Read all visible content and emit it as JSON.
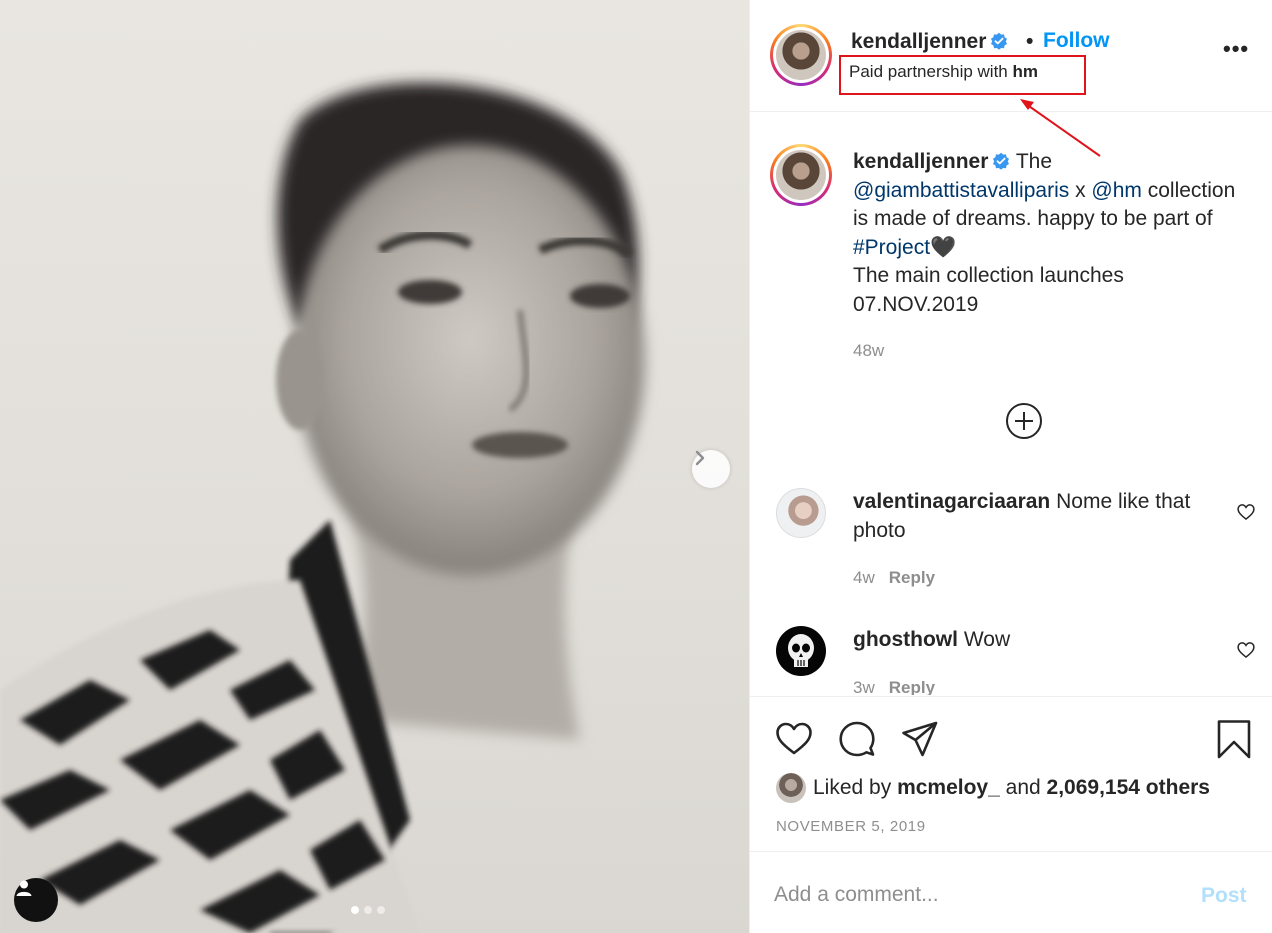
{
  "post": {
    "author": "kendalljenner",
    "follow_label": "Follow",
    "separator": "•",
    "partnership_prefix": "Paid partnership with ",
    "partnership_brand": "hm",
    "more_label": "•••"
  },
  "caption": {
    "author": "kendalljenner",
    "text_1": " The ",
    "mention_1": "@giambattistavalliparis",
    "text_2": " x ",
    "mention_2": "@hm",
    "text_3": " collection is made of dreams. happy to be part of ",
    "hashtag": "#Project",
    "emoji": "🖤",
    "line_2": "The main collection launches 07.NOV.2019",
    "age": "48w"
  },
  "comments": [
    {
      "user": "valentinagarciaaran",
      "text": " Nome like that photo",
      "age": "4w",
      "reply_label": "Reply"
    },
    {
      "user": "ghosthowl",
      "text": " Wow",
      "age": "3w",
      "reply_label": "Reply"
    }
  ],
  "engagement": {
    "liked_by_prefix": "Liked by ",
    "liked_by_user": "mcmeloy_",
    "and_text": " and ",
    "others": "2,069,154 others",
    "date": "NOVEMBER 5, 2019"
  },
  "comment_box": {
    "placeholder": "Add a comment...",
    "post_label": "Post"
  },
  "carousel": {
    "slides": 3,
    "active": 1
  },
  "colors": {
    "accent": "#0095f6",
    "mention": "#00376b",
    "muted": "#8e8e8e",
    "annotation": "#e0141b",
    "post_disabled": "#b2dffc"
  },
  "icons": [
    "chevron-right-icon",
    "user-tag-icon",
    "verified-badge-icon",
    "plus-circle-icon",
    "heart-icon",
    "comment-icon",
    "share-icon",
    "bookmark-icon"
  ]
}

##########

Quote the material word for word, dropping any images it holds.

### [CORRECT OUTPUT]
Read all visible content and emit it as JSON.
{
  "post": {
    "author": "kendalljenner",
    "follow_label": "Follow",
    "separator": "•",
    "partnership_prefix": "Paid partnership with ",
    "partnership_brand": "hm",
    "more_label": "•••"
  },
  "caption": {
    "author": "kendalljenner",
    "text_1": " The ",
    "mention_1": "@giambattistavalliparis",
    "text_2": " x ",
    "mention_2": "@hm",
    "text_3": " collection is made of dreams. happy to be part of ",
    "hashtag": "#Project",
    "emoji": "🖤",
    "line_2": "The main collection launches 07.NOV.2019",
    "age": "48w"
  },
  "comments": [
    {
      "user": "valentinagarciaaran",
      "text": " Nome like that photo",
      "age": "4w",
      "reply_label": "Reply"
    },
    {
      "user": "ghosthowl",
      "text": " Wow",
      "age": "3w",
      "reply_label": "Reply"
    }
  ],
  "engagement": {
    "liked_by_prefix": "Liked by ",
    "liked_by_user": "mcmeloy_",
    "and_text": " and ",
    "others": "2,069,154 others",
    "date": "NOVEMBER 5, 2019"
  },
  "comment_box": {
    "placeholder": "Add a comment...",
    "post_label": "Post"
  },
  "carousel": {
    "slides": 3,
    "active": 1
  },
  "colors": {
    "accent": "#0095f6",
    "mention": "#00376b",
    "muted": "#8e8e8e",
    "annotation": "#e0141b",
    "post_disabled": "#b2dffc"
  },
  "icons": [
    "chevron-right-icon",
    "user-tag-icon",
    "verified-badge-icon",
    "plus-circle-icon",
    "heart-icon",
    "comment-icon",
    "share-icon",
    "bookmark-icon"
  ]
}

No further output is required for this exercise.